PAGE TEXT —
....................

Insights into caspase-mediated apoptotic pathways induced by amyloid-β in cerebral microvascular endothelial cells.

BACKGROUND

The vascular deposition of amyloid known as cerebral amyloid angiopathy (CAA)--an age-associated condition and a common finding in Alzheimer's disease--compromises cerebral blood flow, causing macro/microhemorrhages and/or cognitive impairment. Very little is known about the mechanisms causing CAA-related degeneration of cerebral vascular cells. The Dutch E22Q familial amyloid-β (Aβ) variant is primarily associated with CAA, and manifests clinically with severe cerebral hemorrhages.

OBJECTIVE

We aimed to determine the molecular mechanisms causing apoptosis of cerebral endothelial cells in the presence of wild-type Aβ40 or its vasculotropic E22Q variant.

METHODS

We challenged human brain microvascular endothelial cells with both Aβ variants, and studied the apoptotic pathways triggered by these peptides.

....................

Output the stretch of the amyloid-β apoptosis text from "We aimed to" through "vasculotropic E22Q variant.", copied without any changes. The data that follows has no connection to the text on caspase-mediated apoptosis.

....................

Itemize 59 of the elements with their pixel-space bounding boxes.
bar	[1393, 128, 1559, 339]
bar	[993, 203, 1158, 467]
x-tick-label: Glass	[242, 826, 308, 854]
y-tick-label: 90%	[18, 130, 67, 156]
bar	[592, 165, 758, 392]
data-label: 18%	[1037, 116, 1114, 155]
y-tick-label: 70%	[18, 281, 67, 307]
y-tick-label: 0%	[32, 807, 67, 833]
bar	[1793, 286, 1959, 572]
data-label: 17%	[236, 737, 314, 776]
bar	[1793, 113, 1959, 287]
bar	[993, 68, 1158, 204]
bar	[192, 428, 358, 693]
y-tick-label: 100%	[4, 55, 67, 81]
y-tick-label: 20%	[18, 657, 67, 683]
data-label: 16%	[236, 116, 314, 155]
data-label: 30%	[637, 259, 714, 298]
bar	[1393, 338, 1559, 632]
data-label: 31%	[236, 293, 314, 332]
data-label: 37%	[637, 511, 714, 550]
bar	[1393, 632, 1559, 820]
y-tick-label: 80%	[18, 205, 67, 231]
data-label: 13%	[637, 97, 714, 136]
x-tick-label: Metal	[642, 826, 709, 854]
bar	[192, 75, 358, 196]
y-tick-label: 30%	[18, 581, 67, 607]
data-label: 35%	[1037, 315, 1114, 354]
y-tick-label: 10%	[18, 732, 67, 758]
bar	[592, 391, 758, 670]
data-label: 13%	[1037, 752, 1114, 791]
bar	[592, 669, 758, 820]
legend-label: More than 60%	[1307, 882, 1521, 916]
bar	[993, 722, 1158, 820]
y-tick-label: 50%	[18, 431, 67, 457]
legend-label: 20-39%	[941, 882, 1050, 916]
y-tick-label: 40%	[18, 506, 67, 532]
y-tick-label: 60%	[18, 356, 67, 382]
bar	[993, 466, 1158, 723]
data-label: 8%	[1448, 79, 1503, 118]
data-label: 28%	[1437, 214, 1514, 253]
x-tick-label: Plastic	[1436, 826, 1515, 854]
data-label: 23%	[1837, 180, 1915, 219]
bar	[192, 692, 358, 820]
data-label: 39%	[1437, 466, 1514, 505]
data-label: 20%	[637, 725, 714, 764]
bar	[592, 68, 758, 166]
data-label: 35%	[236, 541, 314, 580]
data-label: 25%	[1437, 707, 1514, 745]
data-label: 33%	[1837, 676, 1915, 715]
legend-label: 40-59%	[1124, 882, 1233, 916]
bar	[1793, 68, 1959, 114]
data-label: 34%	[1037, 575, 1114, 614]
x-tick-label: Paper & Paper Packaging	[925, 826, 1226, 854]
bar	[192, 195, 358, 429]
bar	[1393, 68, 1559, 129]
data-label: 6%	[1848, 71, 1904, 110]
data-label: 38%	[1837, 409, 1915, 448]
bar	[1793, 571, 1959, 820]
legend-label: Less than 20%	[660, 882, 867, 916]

....................

RESULT BELOW —
We aimed to determine the molecular mechanisms causing apoptosis of cerebral endothelial cells in the presence of wild-type Aβ40 or its vasculotropic E22Q variant.